> _Tasks to carry out_
A – In the blog passage, what two sources was Tricks and Traps based on?
B – List every fic title that the blog passage mentions by name.
C – Echo the blog passage word for word, from "Hm, come to" down to "many thought experiments.".

> _Document passage_
::::

Hm, come to think of it, most of the failed fics in my computer are of this sort--I was thinking with my heart--a most unreliable organ--instead of with my gut (not to mention my brain). Yup, even Dropping Names, despite my unfamilarity with the fandom. I admit, it's an act of folly to write for a fandom while having very little direct experience with the canon material--though I wrote Tricks and Traps based on fanfic and on long-past viewing of Petshop of Horrors. Then other fics that I just didn't have the drive... maybe time? to write, even after thinking it through. Too many thought experiments.

Now I have to go and see what I can salvage of my blind_go fic.

16 August 2006
Tryfanstone has written this utterly beautiful fic Nettle Soup and Gooseberries, a Snape/Harry fic that thrills with its honesty and delights with the touches of lightness within its solemn voice. The use of insertion is new for Tryfanstone, but it fits her startling passages of narrative well. It makes for such wonderful reading that I'm overwhelmed, and I'm already reading it for the third time. I think one of the reasons I have such a strong liking for Snape/Harry pairings is because of Tryfanstone's fics. She outdoes herself again and again.

::::

(Element placement data)
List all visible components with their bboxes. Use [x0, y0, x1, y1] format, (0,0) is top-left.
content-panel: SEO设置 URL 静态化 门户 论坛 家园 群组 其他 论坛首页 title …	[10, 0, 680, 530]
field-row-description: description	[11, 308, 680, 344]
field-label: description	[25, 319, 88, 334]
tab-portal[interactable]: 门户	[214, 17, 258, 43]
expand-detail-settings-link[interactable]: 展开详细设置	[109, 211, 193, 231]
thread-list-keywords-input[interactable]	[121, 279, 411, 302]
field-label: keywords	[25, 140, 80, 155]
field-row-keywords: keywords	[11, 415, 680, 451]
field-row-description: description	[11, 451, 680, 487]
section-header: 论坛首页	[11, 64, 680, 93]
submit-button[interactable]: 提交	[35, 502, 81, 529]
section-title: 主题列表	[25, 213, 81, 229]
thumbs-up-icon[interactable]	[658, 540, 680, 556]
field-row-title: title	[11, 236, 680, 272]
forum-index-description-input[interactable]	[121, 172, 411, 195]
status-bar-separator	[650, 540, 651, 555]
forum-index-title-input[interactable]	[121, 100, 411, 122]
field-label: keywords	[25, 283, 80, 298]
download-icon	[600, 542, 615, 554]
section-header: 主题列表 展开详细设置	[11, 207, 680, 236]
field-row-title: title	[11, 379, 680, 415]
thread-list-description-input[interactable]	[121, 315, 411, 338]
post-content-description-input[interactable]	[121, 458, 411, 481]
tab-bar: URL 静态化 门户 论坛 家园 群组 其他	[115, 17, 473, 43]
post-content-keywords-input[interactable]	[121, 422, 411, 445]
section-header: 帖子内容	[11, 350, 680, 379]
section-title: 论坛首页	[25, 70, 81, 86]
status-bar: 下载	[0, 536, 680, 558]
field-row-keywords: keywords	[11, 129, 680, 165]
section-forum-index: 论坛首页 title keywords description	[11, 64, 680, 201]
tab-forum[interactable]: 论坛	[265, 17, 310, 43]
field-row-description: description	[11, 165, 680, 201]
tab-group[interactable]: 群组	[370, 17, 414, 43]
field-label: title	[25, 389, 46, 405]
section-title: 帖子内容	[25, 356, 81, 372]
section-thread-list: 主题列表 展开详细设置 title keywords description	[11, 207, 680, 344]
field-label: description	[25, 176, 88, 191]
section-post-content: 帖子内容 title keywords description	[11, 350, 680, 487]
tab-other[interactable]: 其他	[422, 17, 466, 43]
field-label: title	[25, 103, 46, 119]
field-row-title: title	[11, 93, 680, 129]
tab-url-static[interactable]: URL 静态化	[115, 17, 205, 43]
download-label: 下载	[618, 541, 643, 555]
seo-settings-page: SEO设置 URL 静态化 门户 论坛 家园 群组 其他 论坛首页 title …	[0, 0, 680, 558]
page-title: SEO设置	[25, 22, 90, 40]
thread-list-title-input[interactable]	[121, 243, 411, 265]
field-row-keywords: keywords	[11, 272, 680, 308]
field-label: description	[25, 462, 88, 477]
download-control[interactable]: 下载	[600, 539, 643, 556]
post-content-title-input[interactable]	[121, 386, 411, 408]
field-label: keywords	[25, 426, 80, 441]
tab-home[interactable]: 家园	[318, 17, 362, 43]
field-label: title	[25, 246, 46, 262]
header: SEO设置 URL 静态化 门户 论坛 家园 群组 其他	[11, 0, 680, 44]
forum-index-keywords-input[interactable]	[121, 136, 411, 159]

::::

> _Task-by-task solutions_
A – Fanfic and a long-past viewing of Petshop of Horrors.

B – Dropping Names; Tricks and Traps; Nettle Soup and Gooseberries

C –
Hm, come to think of it, most of the failed fics in my computer are of this sort--I was thinking with my heart--a most unreliable organ--instead of with my gut (not to mention my brain). Yup, even Dropping Names, despite my unfamilarity with the fandom. I admit, it's an act of folly to write for a fandom while having very little direct experience with the canon material--though I wrote Tricks and Traps based on fanfic and on long-past viewing of Petshop of Horrors. Then other fics that I just didn't have the drive... maybe time? to write, even after thinking it through. Too many thought experiments.